Exercise brief => Work through the records below and tally every line containing "Lower". Reply with the total alone.
** start of Items **
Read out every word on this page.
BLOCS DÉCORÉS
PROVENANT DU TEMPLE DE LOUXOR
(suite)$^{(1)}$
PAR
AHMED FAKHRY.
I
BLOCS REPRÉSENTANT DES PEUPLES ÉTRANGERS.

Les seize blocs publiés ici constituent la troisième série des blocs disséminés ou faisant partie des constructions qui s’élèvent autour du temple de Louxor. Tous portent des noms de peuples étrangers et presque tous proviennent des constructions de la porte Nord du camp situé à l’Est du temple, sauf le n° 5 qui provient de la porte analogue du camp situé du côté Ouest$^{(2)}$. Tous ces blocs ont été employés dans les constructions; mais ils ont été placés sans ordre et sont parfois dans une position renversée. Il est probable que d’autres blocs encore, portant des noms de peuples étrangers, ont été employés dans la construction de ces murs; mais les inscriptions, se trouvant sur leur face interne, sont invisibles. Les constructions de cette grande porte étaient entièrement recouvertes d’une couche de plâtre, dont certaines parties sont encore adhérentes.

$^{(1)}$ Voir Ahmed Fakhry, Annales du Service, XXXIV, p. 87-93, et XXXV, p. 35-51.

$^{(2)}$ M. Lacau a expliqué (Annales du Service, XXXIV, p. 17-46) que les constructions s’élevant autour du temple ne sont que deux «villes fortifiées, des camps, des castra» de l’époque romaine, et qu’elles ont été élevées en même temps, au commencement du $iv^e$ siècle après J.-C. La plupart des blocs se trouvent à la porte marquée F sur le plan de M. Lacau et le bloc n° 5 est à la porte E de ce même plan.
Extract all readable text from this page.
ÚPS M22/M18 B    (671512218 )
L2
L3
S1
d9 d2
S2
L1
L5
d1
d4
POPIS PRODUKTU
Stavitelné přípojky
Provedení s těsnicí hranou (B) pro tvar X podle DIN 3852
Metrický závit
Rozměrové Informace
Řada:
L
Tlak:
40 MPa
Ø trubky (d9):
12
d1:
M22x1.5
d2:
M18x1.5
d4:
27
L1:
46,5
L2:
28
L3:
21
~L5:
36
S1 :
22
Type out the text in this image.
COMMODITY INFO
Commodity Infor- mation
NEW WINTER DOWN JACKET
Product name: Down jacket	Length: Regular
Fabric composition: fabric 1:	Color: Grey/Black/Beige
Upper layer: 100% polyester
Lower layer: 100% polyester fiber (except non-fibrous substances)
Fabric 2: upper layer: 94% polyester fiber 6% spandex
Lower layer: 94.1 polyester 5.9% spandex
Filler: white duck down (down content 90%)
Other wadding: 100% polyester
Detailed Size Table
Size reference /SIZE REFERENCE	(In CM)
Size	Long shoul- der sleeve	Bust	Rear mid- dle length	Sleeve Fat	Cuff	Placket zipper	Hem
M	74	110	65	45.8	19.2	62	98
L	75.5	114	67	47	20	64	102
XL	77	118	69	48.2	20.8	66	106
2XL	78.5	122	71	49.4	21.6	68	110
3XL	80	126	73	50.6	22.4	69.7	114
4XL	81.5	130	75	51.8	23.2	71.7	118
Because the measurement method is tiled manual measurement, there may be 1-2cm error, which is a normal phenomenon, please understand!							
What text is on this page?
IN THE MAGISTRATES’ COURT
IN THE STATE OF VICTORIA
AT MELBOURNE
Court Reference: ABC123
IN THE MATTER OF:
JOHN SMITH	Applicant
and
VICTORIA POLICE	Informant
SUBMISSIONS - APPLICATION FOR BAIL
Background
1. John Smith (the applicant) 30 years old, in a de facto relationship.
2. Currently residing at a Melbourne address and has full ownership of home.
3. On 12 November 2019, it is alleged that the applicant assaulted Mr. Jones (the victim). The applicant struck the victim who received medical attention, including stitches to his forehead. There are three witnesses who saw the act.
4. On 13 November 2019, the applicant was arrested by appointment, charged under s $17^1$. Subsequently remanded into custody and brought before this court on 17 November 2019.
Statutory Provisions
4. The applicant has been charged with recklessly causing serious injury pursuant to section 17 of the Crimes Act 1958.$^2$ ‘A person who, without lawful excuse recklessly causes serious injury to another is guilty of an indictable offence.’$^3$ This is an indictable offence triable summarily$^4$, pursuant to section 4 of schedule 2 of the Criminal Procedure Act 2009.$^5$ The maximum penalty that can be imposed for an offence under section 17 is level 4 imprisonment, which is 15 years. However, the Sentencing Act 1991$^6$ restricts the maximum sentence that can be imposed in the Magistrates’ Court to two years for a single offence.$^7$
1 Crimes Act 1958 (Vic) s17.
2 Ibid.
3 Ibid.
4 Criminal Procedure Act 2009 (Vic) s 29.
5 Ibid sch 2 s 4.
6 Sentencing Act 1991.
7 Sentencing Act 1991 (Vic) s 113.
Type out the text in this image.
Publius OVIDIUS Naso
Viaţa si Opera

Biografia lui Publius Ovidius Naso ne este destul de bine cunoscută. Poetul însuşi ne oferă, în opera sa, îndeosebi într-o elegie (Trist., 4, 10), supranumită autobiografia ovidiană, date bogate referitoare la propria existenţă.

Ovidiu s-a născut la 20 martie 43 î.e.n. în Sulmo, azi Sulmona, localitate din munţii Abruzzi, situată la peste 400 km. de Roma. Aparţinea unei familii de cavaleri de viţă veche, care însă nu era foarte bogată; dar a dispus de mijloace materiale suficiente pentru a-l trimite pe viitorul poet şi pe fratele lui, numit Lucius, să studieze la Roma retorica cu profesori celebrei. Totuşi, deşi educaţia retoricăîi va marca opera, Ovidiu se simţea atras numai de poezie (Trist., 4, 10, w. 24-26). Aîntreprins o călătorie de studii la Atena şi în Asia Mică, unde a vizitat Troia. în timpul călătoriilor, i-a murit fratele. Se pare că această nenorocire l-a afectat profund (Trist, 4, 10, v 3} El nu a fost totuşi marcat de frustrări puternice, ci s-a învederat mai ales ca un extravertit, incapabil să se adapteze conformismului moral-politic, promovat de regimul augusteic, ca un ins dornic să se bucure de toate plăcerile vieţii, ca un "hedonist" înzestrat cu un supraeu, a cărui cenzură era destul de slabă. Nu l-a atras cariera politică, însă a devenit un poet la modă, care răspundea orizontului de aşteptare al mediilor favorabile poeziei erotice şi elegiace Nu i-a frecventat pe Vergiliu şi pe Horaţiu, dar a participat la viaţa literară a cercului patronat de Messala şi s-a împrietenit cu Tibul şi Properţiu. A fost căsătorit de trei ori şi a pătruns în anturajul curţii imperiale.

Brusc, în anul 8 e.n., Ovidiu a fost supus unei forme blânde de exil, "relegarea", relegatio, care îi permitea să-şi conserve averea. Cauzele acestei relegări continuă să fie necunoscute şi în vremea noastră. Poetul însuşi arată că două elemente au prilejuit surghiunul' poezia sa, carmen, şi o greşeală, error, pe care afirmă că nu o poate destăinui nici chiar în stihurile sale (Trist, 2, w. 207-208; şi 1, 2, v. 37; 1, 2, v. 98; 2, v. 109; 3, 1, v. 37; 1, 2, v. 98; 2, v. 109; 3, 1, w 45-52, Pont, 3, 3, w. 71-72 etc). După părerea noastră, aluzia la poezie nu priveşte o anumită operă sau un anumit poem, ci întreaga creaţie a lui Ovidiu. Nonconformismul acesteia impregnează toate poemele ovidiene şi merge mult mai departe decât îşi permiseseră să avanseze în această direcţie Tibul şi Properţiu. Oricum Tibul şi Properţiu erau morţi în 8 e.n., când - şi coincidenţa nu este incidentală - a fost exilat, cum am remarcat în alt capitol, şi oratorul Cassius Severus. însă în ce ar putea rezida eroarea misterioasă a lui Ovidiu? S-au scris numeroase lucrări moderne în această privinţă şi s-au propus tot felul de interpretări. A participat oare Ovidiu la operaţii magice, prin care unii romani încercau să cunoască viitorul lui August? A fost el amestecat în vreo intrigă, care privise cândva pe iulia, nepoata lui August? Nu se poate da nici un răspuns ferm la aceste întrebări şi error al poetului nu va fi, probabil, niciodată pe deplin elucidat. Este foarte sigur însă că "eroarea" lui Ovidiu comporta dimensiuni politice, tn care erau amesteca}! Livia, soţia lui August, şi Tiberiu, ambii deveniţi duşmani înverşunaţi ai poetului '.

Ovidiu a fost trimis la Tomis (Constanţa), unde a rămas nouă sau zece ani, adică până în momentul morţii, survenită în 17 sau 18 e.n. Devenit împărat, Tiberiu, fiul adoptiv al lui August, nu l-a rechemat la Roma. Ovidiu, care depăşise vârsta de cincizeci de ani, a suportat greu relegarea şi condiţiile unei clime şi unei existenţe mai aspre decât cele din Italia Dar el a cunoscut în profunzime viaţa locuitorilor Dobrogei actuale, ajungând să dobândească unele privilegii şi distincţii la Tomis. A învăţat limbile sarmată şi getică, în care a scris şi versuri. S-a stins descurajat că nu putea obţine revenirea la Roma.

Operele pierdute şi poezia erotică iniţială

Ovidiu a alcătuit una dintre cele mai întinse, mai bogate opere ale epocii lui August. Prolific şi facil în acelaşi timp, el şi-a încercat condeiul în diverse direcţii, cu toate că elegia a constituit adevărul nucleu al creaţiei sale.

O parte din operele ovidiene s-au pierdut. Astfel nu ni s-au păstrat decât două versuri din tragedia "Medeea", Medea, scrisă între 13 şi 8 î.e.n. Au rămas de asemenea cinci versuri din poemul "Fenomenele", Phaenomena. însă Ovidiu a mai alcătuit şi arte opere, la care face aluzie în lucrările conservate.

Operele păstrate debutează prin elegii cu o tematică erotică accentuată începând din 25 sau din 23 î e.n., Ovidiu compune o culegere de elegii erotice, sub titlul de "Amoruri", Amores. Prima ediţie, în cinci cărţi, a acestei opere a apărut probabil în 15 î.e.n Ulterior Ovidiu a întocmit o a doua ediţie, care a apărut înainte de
** end of Items **
Solution for this problem => 2